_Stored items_
-------------------------

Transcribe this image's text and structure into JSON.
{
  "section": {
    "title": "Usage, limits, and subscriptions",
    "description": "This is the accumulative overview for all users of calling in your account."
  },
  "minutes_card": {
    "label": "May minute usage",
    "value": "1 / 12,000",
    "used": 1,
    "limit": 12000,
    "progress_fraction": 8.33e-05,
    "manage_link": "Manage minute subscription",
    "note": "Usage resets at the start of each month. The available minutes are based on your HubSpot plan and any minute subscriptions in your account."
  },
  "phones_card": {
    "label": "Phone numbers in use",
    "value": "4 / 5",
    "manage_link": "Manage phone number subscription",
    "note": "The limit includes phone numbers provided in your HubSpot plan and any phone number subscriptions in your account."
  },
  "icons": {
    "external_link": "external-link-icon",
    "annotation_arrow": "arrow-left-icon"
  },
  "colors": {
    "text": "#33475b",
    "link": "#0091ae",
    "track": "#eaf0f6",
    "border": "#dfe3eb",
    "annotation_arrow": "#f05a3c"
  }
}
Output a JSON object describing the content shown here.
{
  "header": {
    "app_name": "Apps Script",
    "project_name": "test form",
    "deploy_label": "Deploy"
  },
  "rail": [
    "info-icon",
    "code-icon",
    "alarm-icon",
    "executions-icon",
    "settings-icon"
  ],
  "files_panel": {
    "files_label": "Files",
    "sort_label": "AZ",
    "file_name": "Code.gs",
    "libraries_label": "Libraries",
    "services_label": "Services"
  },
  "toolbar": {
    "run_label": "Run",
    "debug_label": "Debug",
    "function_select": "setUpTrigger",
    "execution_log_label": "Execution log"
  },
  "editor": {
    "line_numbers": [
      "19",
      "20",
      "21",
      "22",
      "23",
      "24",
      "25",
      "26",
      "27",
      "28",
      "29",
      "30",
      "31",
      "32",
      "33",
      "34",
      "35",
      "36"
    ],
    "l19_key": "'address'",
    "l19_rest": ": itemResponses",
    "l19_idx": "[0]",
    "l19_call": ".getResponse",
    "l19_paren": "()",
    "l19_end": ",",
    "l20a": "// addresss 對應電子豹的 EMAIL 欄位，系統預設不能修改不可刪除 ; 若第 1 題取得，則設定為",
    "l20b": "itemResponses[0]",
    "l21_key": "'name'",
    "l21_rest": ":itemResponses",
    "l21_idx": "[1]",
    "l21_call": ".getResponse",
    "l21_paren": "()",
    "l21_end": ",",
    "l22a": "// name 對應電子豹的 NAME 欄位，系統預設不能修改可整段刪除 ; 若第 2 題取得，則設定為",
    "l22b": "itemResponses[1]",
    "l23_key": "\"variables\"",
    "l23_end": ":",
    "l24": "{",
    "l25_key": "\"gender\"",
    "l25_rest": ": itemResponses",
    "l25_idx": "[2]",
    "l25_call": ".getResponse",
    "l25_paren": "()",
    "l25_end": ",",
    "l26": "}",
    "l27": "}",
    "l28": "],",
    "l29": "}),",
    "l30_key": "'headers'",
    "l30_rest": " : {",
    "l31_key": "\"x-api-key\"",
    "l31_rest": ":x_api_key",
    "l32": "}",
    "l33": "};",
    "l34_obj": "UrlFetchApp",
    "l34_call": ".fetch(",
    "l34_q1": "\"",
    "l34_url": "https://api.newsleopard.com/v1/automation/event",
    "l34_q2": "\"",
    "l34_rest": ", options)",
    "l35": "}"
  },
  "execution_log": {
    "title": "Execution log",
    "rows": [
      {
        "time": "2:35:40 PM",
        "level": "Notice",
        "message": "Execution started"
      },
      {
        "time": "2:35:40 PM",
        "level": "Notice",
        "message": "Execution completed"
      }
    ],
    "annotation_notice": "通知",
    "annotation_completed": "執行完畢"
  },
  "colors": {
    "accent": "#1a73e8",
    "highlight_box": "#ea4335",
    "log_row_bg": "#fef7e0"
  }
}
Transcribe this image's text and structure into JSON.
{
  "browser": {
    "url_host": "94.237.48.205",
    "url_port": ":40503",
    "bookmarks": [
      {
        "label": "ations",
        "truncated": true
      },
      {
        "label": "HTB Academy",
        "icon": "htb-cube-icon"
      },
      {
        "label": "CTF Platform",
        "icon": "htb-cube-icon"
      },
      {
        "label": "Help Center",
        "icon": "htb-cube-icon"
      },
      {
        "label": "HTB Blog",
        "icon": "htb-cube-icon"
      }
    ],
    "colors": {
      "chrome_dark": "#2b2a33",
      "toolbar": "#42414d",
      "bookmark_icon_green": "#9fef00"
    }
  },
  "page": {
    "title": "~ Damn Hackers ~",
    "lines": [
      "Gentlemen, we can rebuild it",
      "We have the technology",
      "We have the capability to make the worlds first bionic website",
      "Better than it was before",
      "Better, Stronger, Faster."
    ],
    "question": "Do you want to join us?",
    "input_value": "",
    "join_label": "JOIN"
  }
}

-------------------------

_DIRECTIVE_
Make a verbatim copy of every entry shown above.

_TASK ANSWER_
Transcribe this image's text and structure into JSON.
{
  "section": {
    "title": "Usage, limits, and subscriptions",
    "description": "This is the accumulative overview for all users of calling in your account."
  },
  "minutes_card": {
    "label": "May minute usage",
    "value": "1 / 12,000",
    "used": 1,
    "limit": 12000,
    "progress_fraction": 8.33e-05,
    "manage_link": "Manage minute subscription",
    "note": "Usage resets at the start of each month. The available minutes are based on your HubSpot plan and any minute subscriptions in your account."
  },
  "phones_card": {
    "label": "Phone numbers in use",
    "value": "4 / 5",
    "manage_link": "Manage phone number subscription",
    "note": "The limit includes phone numbers provided in your HubSpot plan and any phone number subscriptions in your account."
  },
  "icons": {
    "external_link": "external-link-icon",
    "annotation_arrow": "arrow-left-icon"
  },
  "colors": {
    "text": "#33475b",
    "link": "#0091ae",
    "track": "#eaf0f6",
    "border": "#dfe3eb",
    "annotation_arrow": "#f05a3c"
  }
}
Output a JSON object describing the content shown here.
{
  "header": {
    "app_name": "Apps Script",
    "project_name": "test form",
    "deploy_label": "Deploy"
  },
  "rail": [
    "info-icon",
    "code-icon",
    "alarm-icon",
    "executions-icon",
    "settings-icon"
  ],
  "files_panel": {
    "files_label": "Files",
    "sort_label": "AZ",
    "file_name": "Code.gs",
    "libraries_label": "Libraries",
    "services_label": "Services"
  },
  "toolbar": {
    "run_label": "Run",
    "debug_label": "Debug",
    "function_select": "setUpTrigger",
    "execution_log_label": "Execution log"
  },
  "editor": {
    "line_numbers": [
      "19",
      "20",
      "21",
      "22",
      "23",
      "24",
      "25",
      "26",
      "27",
      "28",
      "29",
      "30",
      "31",
      "32",
      "33",
      "34",
      "35",
      "36"
    ],
    "l19_key": "'address'",
    "l19_rest": ": itemResponses",
    "l19_idx": "[0]",
    "l19_call": ".getResponse",
    "l19_paren": "()",
    "l19_end": ",",
    "l20a": "// addresss 對應電子豹的 EMAIL 欄位，系統預設不能修改不可刪除 ; 若第 1 題取得，則設定為",
    "l20b": "itemResponses[0]",
    "l21_key": "'name'",
    "l21_rest": ":itemResponses",
    "l21_idx": "[1]",
    "l21_call": ".getResponse",
    "l21_paren": "()",
    "l21_end": ",",
    "l22a": "// name 對應電子豹的 NAME 欄位，系統預設不能修改可整段刪除 ; 若第 2 題取得，則設定為",
    "l22b": "itemResponses[1]",
    "l23_key": "\"variables\"",
    "l23_end": ":",
    "l24": "{",
    "l25_key": "\"gender\"",
    "l25_rest": ": itemResponses",
    "l25_idx": "[2]",
    "l25_call": ".getResponse",
    "l25_paren": "()",
    "l25_end": ",",
    "l26": "}",
    "l27": "}",
    "l28": "],",
    "l29": "}),",
    "l30_key": "'headers'",
    "l30_rest": " : {",
    "l31_key": "\"x-api-key\"",
    "l31_rest": ":x_api_key",
    "l32": "}",
    "l33": "};",
    "l34_obj": "UrlFetchApp",
    "l34_call": ".fetch(",
    "l34_q1": "\"",
    "l34_url": "https://api.newsleopard.com/v1/automation/event",
    "l34_q2": "\"",
    "l34_rest": ", options)",
    "l35": "}"
  },
  "execution_log": {
    "title": "Execution log",
    "rows": [
      {
        "time": "2:35:40 PM",
        "level": "Notice",
        "message": "Execution started"
      },
      {
        "time": "2:35:40 PM",
        "level": "Notice",
        "message": "Execution completed"
      }
    ],
    "annotation_notice": "通知",
    "annotation_completed": "執行完畢"
  },
  "colors": {
    "accent": "#1a73e8",
    "highlight_box": "#ea4335",
    "log_row_bg": "#fef7e0"
  }
}
Transcribe this image's text and structure into JSON.
{
  "browser": {
    "url_host": "94.237.48.205",
    "url_port": ":40503",
    "bookmarks": [
      {
        "label": "ations",
        "truncated": true
      },
      {
        "label": "HTB Academy",
        "icon": "htb-cube-icon"
      },
      {
        "label": "CTF Platform",
        "icon": "htb-cube-icon"
      },
      {
        "label": "Help Center",
        "icon": "htb-cube-icon"
      },
      {
        "label": "HTB Blog",
        "icon": "htb-cube-icon"
      }
    ],
    "colors": {
      "chrome_dark": "#2b2a33",
      "toolbar": "#42414d",
      "bookmark_icon_green": "#9fef00"
    }
  },
  "page": {
    "title": "~ Damn Hackers ~",
    "lines": [
      "Gentlemen, we can rebuild it",
      "We have the technology",
      "We have the capability to make the worlds first bionic website",
      "Better than it was before",
      "Better, Stronger, Faster."
    ],
    "question": "Do you want to join us?",
    "input_value": "",
    "join_label": "JOIN"
  }
}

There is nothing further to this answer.